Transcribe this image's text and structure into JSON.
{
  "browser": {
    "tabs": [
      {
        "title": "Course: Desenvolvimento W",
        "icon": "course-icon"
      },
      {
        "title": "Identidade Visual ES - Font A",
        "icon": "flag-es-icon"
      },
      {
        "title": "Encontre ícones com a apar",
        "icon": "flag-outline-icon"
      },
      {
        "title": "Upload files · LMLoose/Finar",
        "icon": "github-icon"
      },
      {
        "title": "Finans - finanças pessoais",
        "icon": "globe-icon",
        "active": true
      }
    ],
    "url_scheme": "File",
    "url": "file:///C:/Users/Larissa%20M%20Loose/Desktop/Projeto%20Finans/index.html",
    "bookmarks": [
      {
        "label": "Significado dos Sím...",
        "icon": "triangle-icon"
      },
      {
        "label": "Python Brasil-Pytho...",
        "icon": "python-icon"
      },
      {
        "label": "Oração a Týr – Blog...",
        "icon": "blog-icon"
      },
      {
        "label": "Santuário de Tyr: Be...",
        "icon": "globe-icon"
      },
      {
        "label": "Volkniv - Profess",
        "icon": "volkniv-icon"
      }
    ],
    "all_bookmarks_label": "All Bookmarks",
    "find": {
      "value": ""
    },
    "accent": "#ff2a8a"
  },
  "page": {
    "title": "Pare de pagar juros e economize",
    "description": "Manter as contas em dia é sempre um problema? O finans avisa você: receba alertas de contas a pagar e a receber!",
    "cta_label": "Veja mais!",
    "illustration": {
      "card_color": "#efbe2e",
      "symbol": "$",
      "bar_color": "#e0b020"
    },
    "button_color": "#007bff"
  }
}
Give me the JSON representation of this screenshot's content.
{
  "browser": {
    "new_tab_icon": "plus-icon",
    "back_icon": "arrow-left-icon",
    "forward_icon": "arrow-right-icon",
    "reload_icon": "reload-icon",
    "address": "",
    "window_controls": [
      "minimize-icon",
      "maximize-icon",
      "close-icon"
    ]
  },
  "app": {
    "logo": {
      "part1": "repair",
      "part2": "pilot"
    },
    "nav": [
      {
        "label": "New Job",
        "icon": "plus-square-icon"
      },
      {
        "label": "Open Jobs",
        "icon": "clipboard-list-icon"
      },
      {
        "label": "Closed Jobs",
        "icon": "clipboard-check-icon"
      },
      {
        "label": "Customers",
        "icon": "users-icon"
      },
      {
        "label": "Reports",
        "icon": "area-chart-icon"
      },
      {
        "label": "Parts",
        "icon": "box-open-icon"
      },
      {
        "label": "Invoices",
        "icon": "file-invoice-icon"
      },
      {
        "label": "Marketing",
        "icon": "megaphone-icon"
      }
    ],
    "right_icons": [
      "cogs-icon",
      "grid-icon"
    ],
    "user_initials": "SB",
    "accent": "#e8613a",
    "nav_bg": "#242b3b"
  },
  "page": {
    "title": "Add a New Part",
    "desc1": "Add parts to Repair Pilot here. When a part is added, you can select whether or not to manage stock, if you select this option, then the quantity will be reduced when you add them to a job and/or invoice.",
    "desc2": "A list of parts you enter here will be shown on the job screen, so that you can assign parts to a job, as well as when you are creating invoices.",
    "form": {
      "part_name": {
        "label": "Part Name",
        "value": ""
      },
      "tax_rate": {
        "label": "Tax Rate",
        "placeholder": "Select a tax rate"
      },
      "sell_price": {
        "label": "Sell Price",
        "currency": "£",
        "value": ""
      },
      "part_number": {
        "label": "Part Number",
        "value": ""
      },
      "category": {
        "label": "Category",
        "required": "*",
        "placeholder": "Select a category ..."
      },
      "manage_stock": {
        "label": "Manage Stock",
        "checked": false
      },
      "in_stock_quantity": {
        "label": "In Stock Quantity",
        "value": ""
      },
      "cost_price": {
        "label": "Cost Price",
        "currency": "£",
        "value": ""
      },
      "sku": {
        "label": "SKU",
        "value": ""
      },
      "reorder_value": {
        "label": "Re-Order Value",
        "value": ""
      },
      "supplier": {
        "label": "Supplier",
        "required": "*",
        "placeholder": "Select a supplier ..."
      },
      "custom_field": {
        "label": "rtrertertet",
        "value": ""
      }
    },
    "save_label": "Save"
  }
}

● ● ● ● ● ● ●

**Work required**
Please reproduce each line exactly as written.

**Answer to the problem**
Transcribe this image's text and structure into JSON.
{
  "browser": {
    "tabs": [
      {
        "title": "Course: Desenvolvimento W",
        "icon": "course-icon"
      },
      {
        "title": "Identidade Visual ES - Font A",
        "icon": "flag-es-icon"
      },
      {
        "title": "Encontre ícones com a apar",
        "icon": "flag-outline-icon"
      },
      {
        "title": "Upload files · LMLoose/Finar",
        "icon": "github-icon"
      },
      {
        "title": "Finans - finanças pessoais",
        "icon": "globe-icon",
        "active": true
      }
    ],
    "url_scheme": "File",
    "url": "file:///C:/Users/Larissa%20M%20Loose/Desktop/Projeto%20Finans/index.html",
    "bookmarks": [
      {
        "label": "Significado dos Sím...",
        "icon": "triangle-icon"
      },
      {
        "label": "Python Brasil-Pytho...",
        "icon": "python-icon"
      },
      {
        "label": "Oração a Týr – Blog...",
        "icon": "blog-icon"
      },
      {
        "label": "Santuário de Tyr: Be...",
        "icon": "globe-icon"
      },
      {
        "label": "Volkniv - Profess",
        "icon": "volkniv-icon"
      }
    ],
    "all_bookmarks_label": "All Bookmarks",
    "find": {
      "value": ""
    },
    "accent": "#ff2a8a"
  },
  "page": {
    "title": "Pare de pagar juros e economize",
    "description": "Manter as contas em dia é sempre um problema? O finans avisa você: receba alertas de contas a pagar e a receber!",
    "cta_label": "Veja mais!",
    "illustration": {
      "card_color": "#efbe2e",
      "symbol": "$",
      "bar_color": "#e0b020"
    },
    "button_color": "#007bff"
  }
}
Give me the JSON representation of this screenshot's content.
{
  "browser": {
    "new_tab_icon": "plus-icon",
    "back_icon": "arrow-left-icon",
    "forward_icon": "arrow-right-icon",
    "reload_icon": "reload-icon",
    "address": "",
    "window_controls": [
      "minimize-icon",
      "maximize-icon",
      "close-icon"
    ]
  },
  "app": {
    "logo": {
      "part1": "repair",
      "part2": "pilot"
    },
    "nav": [
      {
        "label": "New Job",
        "icon": "plus-square-icon"
      },
      {
        "label": "Open Jobs",
        "icon": "clipboard-list-icon"
      },
      {
        "label": "Closed Jobs",
        "icon": "clipboard-check-icon"
      },
      {
        "label": "Customers",
        "icon": "users-icon"
      },
      {
        "label": "Reports",
        "icon": "area-chart-icon"
      },
      {
        "label": "Parts",
        "icon": "box-open-icon"
      },
      {
        "label": "Invoices",
        "icon": "file-invoice-icon"
      },
      {
        "label": "Marketing",
        "icon": "megaphone-icon"
      }
    ],
    "right_icons": [
      "cogs-icon",
      "grid-icon"
    ],
    "user_initials": "SB",
    "accent": "#e8613a",
    "nav_bg": "#242b3b"
  },
  "page": {
    "title": "Add a New Part",
    "desc1": "Add parts to Repair Pilot here. When a part is added, you can select whether or not to manage stock, if you select this option, then the quantity will be reduced when you add them to a job and/or invoice.",
    "desc2": "A list of parts you enter here will be shown on the job screen, so that you can assign parts to a job, as well as when you are creating invoices.",
    "form": {
      "part_name": {
        "label": "Part Name",
        "value": ""
      },
      "tax_rate": {
        "label": "Tax Rate",
        "placeholder": "Select a tax rate"
      },
      "sell_price": {
        "label": "Sell Price",
        "currency": "£",
        "value": ""
      },
      "part_number": {
        "label": "Part Number",
        "value": ""
      },
      "category": {
        "label": "Category",
        "required": "*",
        "placeholder": "Select a category ..."
      },
      "manage_stock": {
        "label": "Manage Stock",
        "checked": false
      },
      "in_stock_quantity": {
        "label": "In Stock Quantity",
        "value": ""
      },
      "cost_price": {
        "label": "Cost Price",
        "currency": "£",
        "value": ""
      },
      "sku": {
        "label": "SKU",
        "value": ""
      },
      "reorder_value": {
        "label": "Re-Order Value",
        "value": ""
      },
      "supplier": {
        "label": "Supplier",
        "required": "*",
        "placeholder": "Select a supplier ..."
      },
      "custom_field": {
        "label": "rtrertertet",
        "value": ""
      }
    },
    "save_label": "Save"
  }
}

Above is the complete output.